(Passage):

A flyer with recipes highlighting soybean related products

Quick and Easy Spicy Edamame

Yield: 3 Servings

Ingredients

  • 10-12 ounce bag frozen shelled edamame
  • 2 tablespoons garlic chili oil
  • 3 cloves garlic, minced
  • 1 tablespoon soy sauce
  • 1 teaspoon rice vinegar
  • 1 teaspoon sugar or honey
  • ¼ teaspoon minced ginger
  • ¼ cup water

Instructions

  1. Microwave or steam edamame for 5 minutes.
  2. Heat oil in small skillet over medium-high heat. Add edamame and toss to coat with oil.
  3. Add minced garlic, soy sauce, rice vinegar, sugar, and ginger. Stir to combine. Cook for a few minutes until garlic lightly browned.
  4. Add ¼ cup water, stirring constantly.
  5. Remove skillet from heat and continue to toss for a couple of minutes while cooling.

Source:
Recipe from B&B Legacy Farms. 


Soylicious Chocolate Mousse

Yield: 10 Servings

Ingredients

  • 2 cups semi-sweet chocolate chips
  • 2 cups whole soy milk
  • 2, 14-ounce cubes firm tofu
  • 2 teaspoons vanilla extract
  • 30 raspberries (or other berries)

Instructions

  1. Melt chocolate chips in a bowl in the microwave, stirring every 30 seconds.
  2. Combine tofu, soy milk, vanilla and chocolate in a food processor. Blend until smooth with a uniform color.
  3. Spoon into individual serving dishes. Chill for at least 3 hours. Top with berries before serving.

Source:
Recipe from B&B Legacy Farms.


Banana Soy Smoothie

Banana Soy Smoothie

Yield: 1 Servings

Ingredients

  • 1 frozen ripe banana (broken into chunks)
  • 1 cup light soy milk
  • 1 teaspoon honey
  • ¼ teaspoon vanilla extract

Instructions

  1. Put all ingredients into a blender and blend until smooth.
  2. Optional: Experiment with other ingredients such as cocoa powder, cinnamon, nutmeg, or peanut butter in addition to other fruits.

Source:
Recipe from B&B Legacy Farms.


BBQ Soybeans

Yield: 10 Servings

Ingredients

  • 5 cups cooked whole soybeans
  • ¾ cup chopped onion
  • ½ cup chopped green pepper
  • 1 clove garlic, minced
  • 1 tablespoon cooking oil
  • 1 ¾ cups barbecue sauce

Instructions

  1. Soak soybeans for 6-8 hours.

(Recorded data):
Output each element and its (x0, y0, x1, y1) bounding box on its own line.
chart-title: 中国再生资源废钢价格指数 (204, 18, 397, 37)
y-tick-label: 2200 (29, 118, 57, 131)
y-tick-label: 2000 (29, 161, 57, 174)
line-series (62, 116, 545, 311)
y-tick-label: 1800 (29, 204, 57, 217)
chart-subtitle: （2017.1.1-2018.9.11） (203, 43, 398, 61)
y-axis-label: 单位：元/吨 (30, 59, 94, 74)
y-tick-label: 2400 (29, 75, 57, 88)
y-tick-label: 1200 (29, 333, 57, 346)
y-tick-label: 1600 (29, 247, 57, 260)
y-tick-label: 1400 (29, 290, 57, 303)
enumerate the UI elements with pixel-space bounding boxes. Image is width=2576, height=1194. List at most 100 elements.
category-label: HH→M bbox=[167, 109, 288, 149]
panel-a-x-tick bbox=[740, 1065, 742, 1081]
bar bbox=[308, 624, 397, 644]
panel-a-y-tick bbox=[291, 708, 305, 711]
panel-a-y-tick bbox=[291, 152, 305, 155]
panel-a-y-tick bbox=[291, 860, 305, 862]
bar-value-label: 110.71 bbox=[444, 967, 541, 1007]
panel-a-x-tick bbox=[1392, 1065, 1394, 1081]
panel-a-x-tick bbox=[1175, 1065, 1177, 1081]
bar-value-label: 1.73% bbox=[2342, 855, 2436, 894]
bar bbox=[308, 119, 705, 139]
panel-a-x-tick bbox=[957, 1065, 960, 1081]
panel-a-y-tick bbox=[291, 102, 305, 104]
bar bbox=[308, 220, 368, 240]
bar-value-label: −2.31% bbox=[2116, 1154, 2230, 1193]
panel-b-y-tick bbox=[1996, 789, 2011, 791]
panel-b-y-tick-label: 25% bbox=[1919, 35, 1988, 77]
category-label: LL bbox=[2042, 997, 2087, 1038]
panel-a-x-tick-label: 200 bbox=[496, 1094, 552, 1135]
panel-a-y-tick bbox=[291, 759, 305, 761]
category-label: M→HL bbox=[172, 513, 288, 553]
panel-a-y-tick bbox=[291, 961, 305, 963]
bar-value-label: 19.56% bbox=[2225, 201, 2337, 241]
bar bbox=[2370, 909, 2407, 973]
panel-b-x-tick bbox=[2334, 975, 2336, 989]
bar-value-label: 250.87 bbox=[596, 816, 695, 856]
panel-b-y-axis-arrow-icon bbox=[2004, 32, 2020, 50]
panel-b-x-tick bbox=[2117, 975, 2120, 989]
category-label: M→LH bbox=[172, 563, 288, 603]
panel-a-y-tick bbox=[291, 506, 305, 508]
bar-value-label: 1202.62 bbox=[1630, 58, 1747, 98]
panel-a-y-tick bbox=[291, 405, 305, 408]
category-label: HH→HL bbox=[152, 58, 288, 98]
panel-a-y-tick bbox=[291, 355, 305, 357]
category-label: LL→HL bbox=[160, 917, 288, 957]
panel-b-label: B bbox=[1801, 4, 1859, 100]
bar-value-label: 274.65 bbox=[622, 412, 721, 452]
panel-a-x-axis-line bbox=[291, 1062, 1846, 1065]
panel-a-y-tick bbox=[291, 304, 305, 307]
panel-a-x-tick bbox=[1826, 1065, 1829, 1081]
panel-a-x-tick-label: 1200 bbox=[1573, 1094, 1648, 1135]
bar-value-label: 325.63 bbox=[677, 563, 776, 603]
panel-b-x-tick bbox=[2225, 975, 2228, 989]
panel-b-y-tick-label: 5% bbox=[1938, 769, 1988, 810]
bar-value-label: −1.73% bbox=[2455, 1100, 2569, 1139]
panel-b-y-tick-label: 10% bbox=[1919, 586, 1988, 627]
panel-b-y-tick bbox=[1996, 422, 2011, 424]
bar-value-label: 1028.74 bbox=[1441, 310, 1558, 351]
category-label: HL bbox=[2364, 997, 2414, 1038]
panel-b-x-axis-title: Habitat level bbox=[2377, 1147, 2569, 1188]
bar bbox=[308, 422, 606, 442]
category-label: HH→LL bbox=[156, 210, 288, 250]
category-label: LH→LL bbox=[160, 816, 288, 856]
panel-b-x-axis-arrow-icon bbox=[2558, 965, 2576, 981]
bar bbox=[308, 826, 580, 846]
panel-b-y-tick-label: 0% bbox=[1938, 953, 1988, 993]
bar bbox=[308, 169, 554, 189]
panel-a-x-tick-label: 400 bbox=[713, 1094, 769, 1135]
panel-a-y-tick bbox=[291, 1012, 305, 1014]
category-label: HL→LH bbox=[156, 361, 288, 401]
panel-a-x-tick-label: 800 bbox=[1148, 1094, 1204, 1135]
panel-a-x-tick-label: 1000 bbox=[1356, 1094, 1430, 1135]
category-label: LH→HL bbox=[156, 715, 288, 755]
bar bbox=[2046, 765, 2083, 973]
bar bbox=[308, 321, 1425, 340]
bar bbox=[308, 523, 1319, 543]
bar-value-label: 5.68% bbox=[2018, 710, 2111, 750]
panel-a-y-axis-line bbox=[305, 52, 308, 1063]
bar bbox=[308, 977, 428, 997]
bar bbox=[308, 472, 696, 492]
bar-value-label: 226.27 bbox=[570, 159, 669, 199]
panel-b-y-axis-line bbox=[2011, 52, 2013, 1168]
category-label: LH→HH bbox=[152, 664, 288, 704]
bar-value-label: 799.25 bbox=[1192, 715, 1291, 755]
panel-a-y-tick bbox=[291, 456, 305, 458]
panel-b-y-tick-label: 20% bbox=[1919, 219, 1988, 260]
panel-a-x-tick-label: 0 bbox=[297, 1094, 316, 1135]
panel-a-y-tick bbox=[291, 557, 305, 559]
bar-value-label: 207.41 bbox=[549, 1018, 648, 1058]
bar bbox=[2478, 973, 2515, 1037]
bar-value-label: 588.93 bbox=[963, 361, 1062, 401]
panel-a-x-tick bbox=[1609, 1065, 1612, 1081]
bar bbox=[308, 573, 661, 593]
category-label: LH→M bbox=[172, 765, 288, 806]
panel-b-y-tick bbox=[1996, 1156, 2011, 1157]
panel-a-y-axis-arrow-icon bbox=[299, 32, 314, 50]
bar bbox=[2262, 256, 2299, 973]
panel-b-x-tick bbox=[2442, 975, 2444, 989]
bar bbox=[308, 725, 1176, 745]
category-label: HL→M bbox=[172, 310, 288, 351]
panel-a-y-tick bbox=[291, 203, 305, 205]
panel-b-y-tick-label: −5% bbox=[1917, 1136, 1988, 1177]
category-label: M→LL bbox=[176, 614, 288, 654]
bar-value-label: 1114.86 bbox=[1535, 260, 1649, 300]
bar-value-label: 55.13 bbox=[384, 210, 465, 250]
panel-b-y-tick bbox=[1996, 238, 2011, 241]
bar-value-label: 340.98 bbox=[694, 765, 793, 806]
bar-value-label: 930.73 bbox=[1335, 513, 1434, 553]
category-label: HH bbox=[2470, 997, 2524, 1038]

(Instruction 1): Reproduce the part of the recipe flyer that runs from "3. Add minced" to "water, stirring constantly.".
(Instruction 2): Render this sentence from the recipe flyer in Spanish: "Microwave or steam edamame for 5 minutes."

(Full answer 1):
3. Add minced garlic, soy sauce, rice vinegar, sugar, and ginger. Stir to combine. Cook for a few minutes until garlic lightly browned.
  4. Add ¼ cup water, stirring constantly.

(Full answer 2): Cocine los edamame en el microondas o al vapor durante 5 minutos.